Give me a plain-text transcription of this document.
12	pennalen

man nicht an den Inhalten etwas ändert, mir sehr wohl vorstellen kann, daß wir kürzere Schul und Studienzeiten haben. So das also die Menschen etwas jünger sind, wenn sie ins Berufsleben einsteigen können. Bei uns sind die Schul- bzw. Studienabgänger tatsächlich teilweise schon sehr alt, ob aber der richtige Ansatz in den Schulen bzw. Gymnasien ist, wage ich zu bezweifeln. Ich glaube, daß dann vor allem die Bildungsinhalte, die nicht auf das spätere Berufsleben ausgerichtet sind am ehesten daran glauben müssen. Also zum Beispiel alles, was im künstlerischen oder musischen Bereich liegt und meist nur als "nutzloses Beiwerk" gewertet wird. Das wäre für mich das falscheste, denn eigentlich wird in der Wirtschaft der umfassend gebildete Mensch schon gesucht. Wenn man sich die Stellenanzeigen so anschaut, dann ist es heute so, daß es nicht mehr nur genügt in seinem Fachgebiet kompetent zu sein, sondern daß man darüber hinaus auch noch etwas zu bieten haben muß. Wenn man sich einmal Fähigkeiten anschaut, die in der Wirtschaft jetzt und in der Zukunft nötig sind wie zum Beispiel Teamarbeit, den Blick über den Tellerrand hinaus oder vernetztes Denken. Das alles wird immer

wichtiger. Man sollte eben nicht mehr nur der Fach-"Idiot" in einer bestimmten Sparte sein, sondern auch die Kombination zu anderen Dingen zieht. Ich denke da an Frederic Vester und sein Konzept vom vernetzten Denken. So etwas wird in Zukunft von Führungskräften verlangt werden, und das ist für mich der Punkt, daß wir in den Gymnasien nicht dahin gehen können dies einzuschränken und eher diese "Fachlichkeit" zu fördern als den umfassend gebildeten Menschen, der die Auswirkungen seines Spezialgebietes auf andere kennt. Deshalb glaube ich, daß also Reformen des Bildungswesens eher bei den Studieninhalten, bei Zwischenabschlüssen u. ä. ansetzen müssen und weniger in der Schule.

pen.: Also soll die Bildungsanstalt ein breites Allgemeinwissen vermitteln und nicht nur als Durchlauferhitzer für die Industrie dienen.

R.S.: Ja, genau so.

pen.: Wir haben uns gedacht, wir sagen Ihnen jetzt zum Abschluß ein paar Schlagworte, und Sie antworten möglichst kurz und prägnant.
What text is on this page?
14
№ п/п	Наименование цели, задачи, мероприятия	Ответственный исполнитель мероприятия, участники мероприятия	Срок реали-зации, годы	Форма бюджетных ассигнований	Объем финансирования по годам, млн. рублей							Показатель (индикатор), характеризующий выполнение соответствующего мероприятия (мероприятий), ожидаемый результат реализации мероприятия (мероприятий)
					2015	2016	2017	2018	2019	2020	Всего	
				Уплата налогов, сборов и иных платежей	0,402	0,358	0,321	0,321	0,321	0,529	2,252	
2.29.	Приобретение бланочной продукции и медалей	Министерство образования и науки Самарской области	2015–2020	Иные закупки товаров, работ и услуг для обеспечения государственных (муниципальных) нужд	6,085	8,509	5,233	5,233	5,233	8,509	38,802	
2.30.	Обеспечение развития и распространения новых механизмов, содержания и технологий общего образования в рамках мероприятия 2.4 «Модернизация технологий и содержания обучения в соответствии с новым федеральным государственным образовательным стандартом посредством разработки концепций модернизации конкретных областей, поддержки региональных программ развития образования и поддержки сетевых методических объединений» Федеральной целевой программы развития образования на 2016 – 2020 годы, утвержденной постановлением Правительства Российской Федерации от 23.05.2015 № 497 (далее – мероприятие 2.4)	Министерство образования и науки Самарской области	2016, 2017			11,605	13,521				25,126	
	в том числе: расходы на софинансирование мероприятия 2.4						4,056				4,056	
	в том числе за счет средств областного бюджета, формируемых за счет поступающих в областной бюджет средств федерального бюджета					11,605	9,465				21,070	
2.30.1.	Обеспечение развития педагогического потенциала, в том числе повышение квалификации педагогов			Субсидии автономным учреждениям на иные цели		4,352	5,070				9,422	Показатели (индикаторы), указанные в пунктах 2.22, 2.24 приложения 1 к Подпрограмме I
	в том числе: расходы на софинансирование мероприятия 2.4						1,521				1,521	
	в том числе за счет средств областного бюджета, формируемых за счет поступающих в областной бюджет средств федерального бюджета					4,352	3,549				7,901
◆ ◆ ◆ ◆ ◆
» WHAT TO WORK ON
Say the number of lines in the records above that include the string "auch", and no more.

» OUTPUT FOR THIS TASK
2